- EXERCISE AIM:
Could you copy, character for character, the lines of the records that run from the one containing "box-staatsverwaltung bbox=[985, 370, 1379, 640]" to the one containing "bullet-icon: • bbox=[996, 480, 1004, 502]", with both of those lines included?

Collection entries
========
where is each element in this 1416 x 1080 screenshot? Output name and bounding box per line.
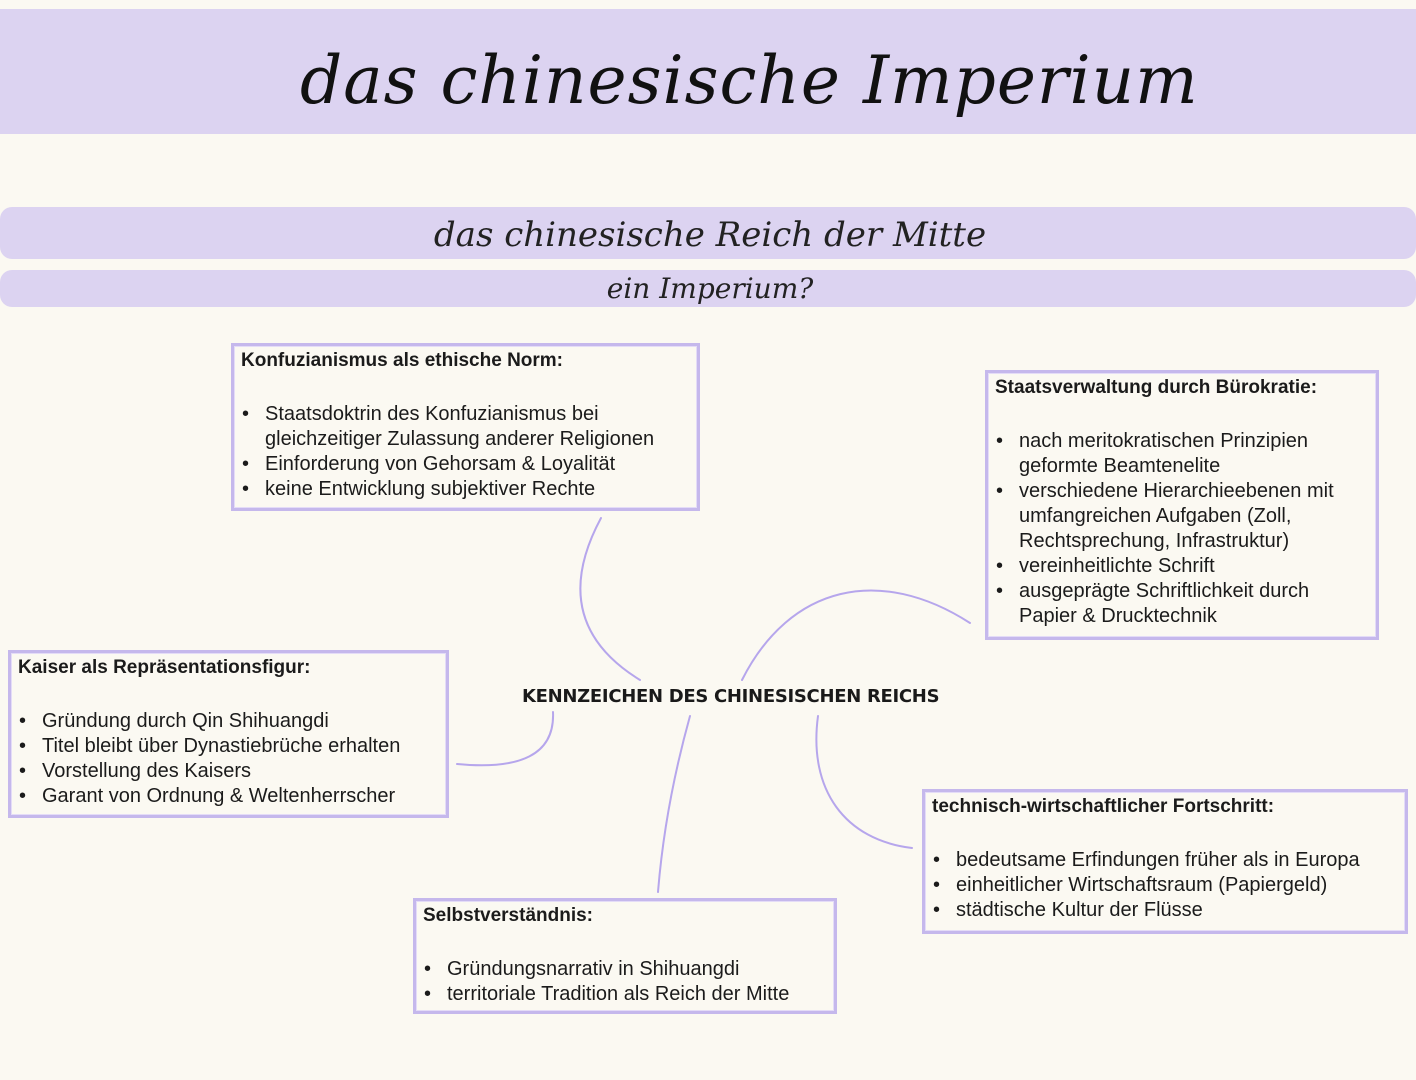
box-staatsverwaltung bbox=[985, 370, 1379, 640]
box-selbstverstaendnis bbox=[413, 898, 837, 1014]
box-fortschritt bbox=[922, 789, 1408, 934]
subtitle: das chinesische Reich der Mitte bbox=[433, 215, 987, 255]
list-item: • keine Entwicklung subjektiver Rechte bbox=[242, 478, 596, 500]
bullet-icon: • bbox=[996, 480, 1004, 502]
bullet-icon: • bbox=[424, 983, 432, 1005]
list-item: • Staatsdoktrin des Konfuzianismus bei gleichzeitiger Zulassung anderer Religionen bbox=[242, 403, 655, 450]
bullet-icon: • bbox=[19, 710, 27, 732]
bullet-icon: • bbox=[19, 785, 27, 807]
list-item: • Garant von Ordnung & Weltenherrscher bbox=[19, 785, 396, 807]
bullet-icon: • bbox=[19, 735, 27, 757]
box-heading: Selbstverständnis: bbox=[423, 905, 593, 926]
connector-selbstverstaendnis bbox=[658, 716, 690, 892]
connector-kaiser bbox=[457, 712, 553, 765]
list-item: • Gründungsnarrativ in Shihuangdi bbox=[424, 958, 740, 980]
box-heading: Konfuzianismus als ethische Norm: bbox=[241, 350, 564, 371]
central-topic: KENNZEICHEN DES CHINESISCHEN REICHS bbox=[522, 686, 940, 707]
bullet-icon: • bbox=[996, 580, 1004, 602]
list-item: • Einforderung von Gehorsam & Loyalität bbox=[242, 453, 616, 475]
box-konfuzianismus bbox=[231, 343, 700, 511]
list-item: • ausgeprägte Schriftlichkeit durch Papier & Drucktechnik bbox=[996, 580, 1310, 627]
list-item: • einheitlicher Wirtschaftsraum (Papiergeld) bbox=[933, 874, 1328, 896]
bullet-list bbox=[423, 957, 789, 1007]
connector-fortschritt bbox=[816, 716, 912, 848]
box-kaiser bbox=[8, 650, 449, 818]
bullet-icon: • bbox=[242, 453, 250, 475]
list-item: • Gründung durch Qin Shihuangdi bbox=[19, 710, 329, 732]
bullet-icon: • bbox=[996, 555, 1004, 577]
question-subtitle: ein Imperium? bbox=[606, 272, 814, 305]
box-heading: technisch-wirtschaftlicher Fortschritt: bbox=[932, 796, 1275, 817]
bullet-icon: • bbox=[424, 958, 432, 980]
list-item: • vereinheitlichte Schrift bbox=[996, 555, 1215, 577]
box-heading: Kaiser als Repräsentationsfigur: bbox=[18, 657, 311, 678]
list-item: • territoriale Tradition als Reich der Mitte bbox=[424, 983, 790, 1005]
connector-staatsverwaltung bbox=[742, 590, 970, 680]
bullet-list bbox=[995, 429, 1334, 629]
connector-konfuzianismus bbox=[580, 518, 640, 680]
list-item: • bedeutsame Erfindungen früher als in Europa bbox=[933, 849, 1360, 871]
bullet-list bbox=[932, 848, 1360, 923]
list-item: • Vorstellung des Kaisers bbox=[19, 760, 252, 782]
bullet-icon: • bbox=[933, 899, 941, 921]
page-title: das chinesische Imperium bbox=[300, 42, 1199, 119]
bullet-list bbox=[18, 709, 400, 809]
list-item: • verschiedene Hierarchieebenen mit umfangreichen Aufgaben (Zoll, Rechtsprechung, Infrastruktur) bbox=[996, 480, 1334, 552]
list-item: • Titel bleibt über Dynastiebrüche erhalten bbox=[19, 735, 401, 757]
box-heading: Staatsverwaltung durch Bürokratie: bbox=[995, 377, 1318, 398]
list-item: • städtische Kultur der Flüsse bbox=[933, 899, 1203, 921]
bullet-icon: • bbox=[242, 478, 250, 500]
bullet-icon: • bbox=[242, 403, 250, 425]
bullet-icon: • bbox=[996, 430, 1004, 452]
bullet-icon: • bbox=[933, 874, 941, 896]
bullet-icon: • bbox=[19, 760, 27, 782]
list-item: • nach meritokratischen Prinzipien geformte Beamtenelite bbox=[996, 430, 1309, 477]
bullet-icon: • bbox=[933, 849, 941, 871]
bullet-list bbox=[241, 402, 654, 502]
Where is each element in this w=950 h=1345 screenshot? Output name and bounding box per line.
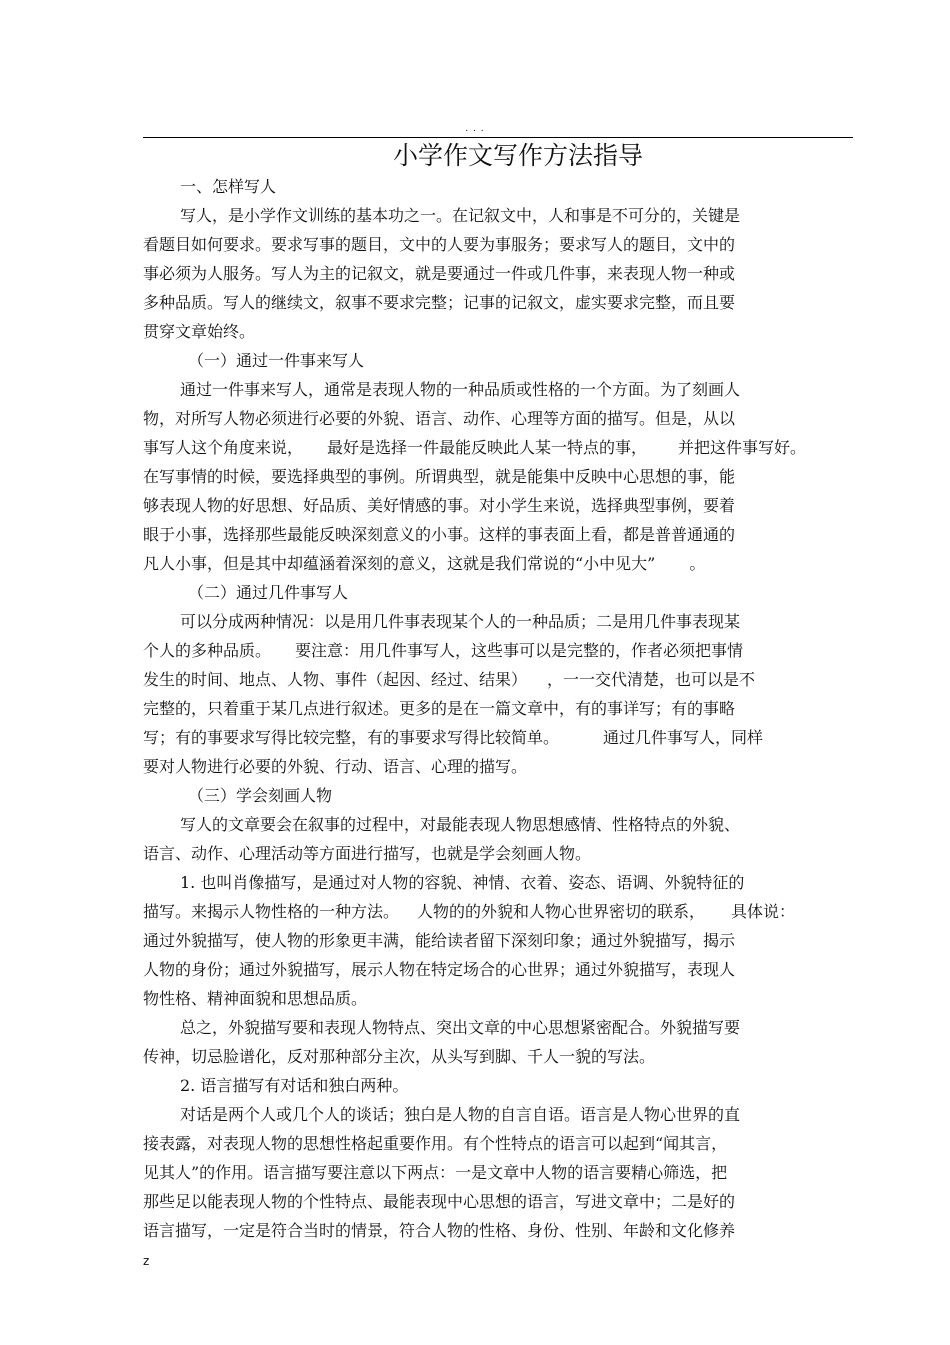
========
- OUTPUT OF THE TASK:
box-staatsverwaltung bbox=[985, 370, 1379, 640]
box-selbstverstaendnis bbox=[413, 898, 837, 1014]
box-fortschritt bbox=[922, 789, 1408, 934]
subtitle: das chinesische Reich der Mitte bbox=[433, 215, 987, 255]
list-item: • keine Entwicklung subjektiver Rechte bbox=[242, 478, 596, 500]
bullet-icon: • bbox=[996, 480, 1004, 502]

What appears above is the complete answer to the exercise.